= Aim of the task =
All lines holding the string "Unity" are to be shown.

-------------------------

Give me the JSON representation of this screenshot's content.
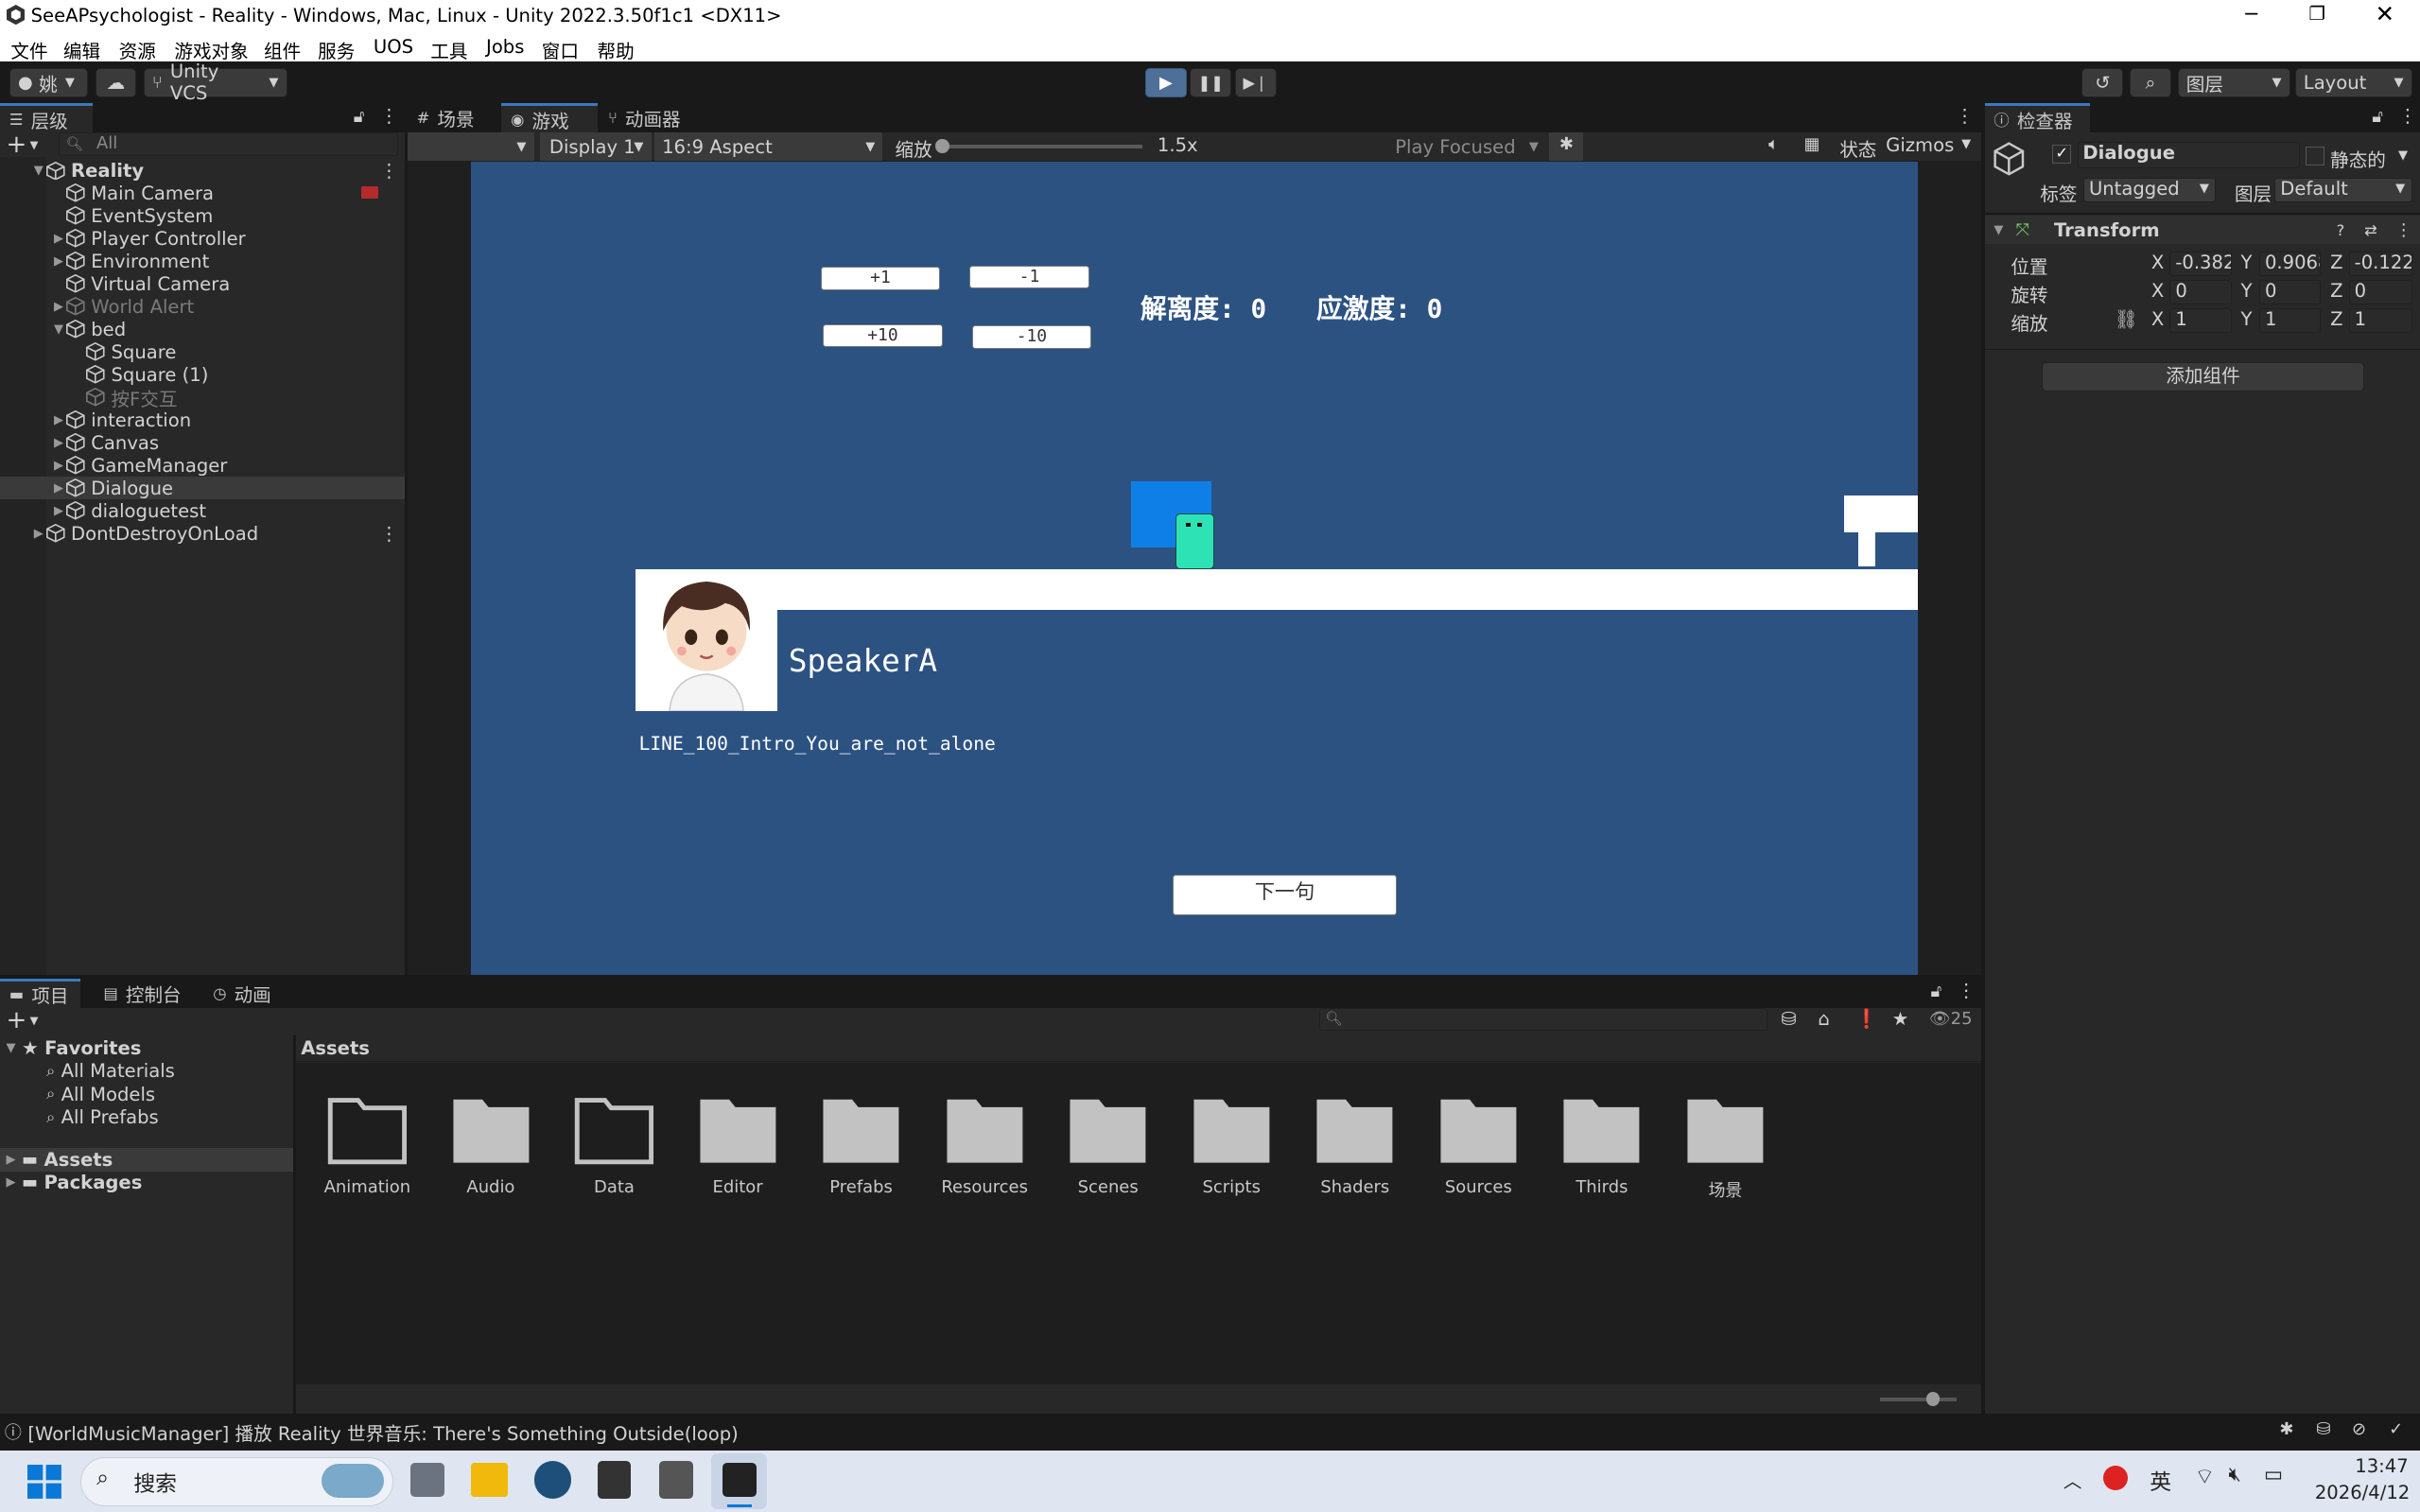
{
  "window": {
    "title": "SeeAPsychologist - Reality - Windows, Mac, Linux - Unity 2022.3.50f1c1 <DX11>"
  },
  "menu": [
    "文件",
    "编辑",
    "资源",
    "游戏对象",
    "组件",
    "服务",
    "UOS",
    "工具",
    "Jobs",
    "窗口",
    "帮助"
  ],
  "toolbar": {
    "account": "姚",
    "vcs": "Unity VCS",
    "layers": "图层",
    "layout": "Layout"
  },
  "hierarchy": {
    "tab": "层级",
    "search_placeholder": "All",
    "items": [
      {
        "label": "Reality",
        "depth": 0,
        "arrow": "▼",
        "bold": true
      },
      {
        "label": "Main Camera",
        "depth": 1
      },
      {
        "label": "EventSystem",
        "depth": 1
      },
      {
        "label": "Player Controller",
        "depth": 1,
        "arrow": "▶"
      },
      {
        "label": "Environment",
        "depth": 1,
        "arrow": "▶"
      },
      {
        "label": "Virtual Camera",
        "depth": 1
      },
      {
        "label": "World Alert",
        "depth": 1,
        "arrow": "▶",
        "dim": true
      },
      {
        "label": "bed",
        "depth": 1,
        "arrow": "▼"
      },
      {
        "label": "Square",
        "depth": 2
      },
      {
        "label": "Square (1)",
        "depth": 2
      },
      {
        "label": "按F交互",
        "depth": 2,
        "dim": true
      },
      {
        "label": "interaction",
        "depth": 1,
        "arrow": "▶"
      },
      {
        "label": "Canvas",
        "depth": 1,
        "arrow": "▶"
      },
      {
        "label": "GameManager",
        "depth": 1,
        "arrow": "▶"
      },
      {
        "label": "Dialogue",
        "depth": 1,
        "arrow": "▶",
        "selected": true
      },
      {
        "label": "dialoguetest",
        "depth": 1,
        "arrow": "▶"
      },
      {
        "label": "DontDestroyOnLoad",
        "depth": 0,
        "arrow": "▶"
      }
    ]
  },
  "center_tabs": [
    "场景",
    "游戏",
    "动画器"
  ],
  "game_toolbar": {
    "display": "Display 1",
    "aspect": "16:9 Aspect",
    "scale_label": "缩放",
    "scale_value": "1.5x",
    "play_mode": "Play Focused",
    "stats": "状态",
    "gizmos": "Gizmos"
  },
  "game": {
    "buttons": [
      "+1",
      "-1",
      "+10",
      "-10"
    ],
    "stat1": "解离度: 0",
    "stat2": "应激度: 0",
    "speaker": "SpeakerA",
    "line": "LINE_100_Intro_You_are_not_alone",
    "next_button": "下一句",
    "colors": {
      "bg": "#2c5282",
      "blue_block": "#0f7fe8",
      "player": "#2de3b6"
    }
  },
  "inspector": {
    "tab": "检查器",
    "object_name": "Dialogue",
    "static_label": "静态的",
    "tag_label": "标签",
    "tag_value": "Untagged",
    "layer_label": "图层",
    "layer_value": "Default",
    "component": "Transform",
    "rows": [
      {
        "label": "位置",
        "x": "-0.382",
        "y": "0.9068",
        "z": "-0.122"
      },
      {
        "label": "旋转",
        "x": "0",
        "y": "0",
        "z": "0"
      },
      {
        "label": "缩放",
        "x": "1",
        "y": "1",
        "z": "1"
      }
    ],
    "add_component": "添加组件"
  },
  "bottom_tabs": [
    "项目",
    "控制台",
    "动画"
  ],
  "project": {
    "favorites": "Favorites",
    "fav_items": [
      "All Materials",
      "All Models",
      "All Prefabs"
    ],
    "roots": [
      "Assets",
      "Packages"
    ],
    "breadcrumb": "Assets",
    "hidden_count": "25",
    "folders": [
      "Animation",
      "Audio",
      "Data",
      "Editor",
      "Prefabs",
      "Resources",
      "Scenes",
      "Scripts",
      "Shaders",
      "Sources",
      "Thirds",
      "场景"
    ]
  },
  "status_bar": "[WorldMusicManager] 播放 Reality 世界音乐: There's Something Outside(loop)",
  "taskbar": {
    "search": "搜索",
    "ime": "英",
    "time": "13:47",
    "date": "2026/4/12"
  }
}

-------------------------

= Output below =
    "title": "SeeAPsychologist - Reality - Windows, Mac, Linux - Unity 2022.3.50f1c1 <DX11>"
    "vcs": "Unity VCS",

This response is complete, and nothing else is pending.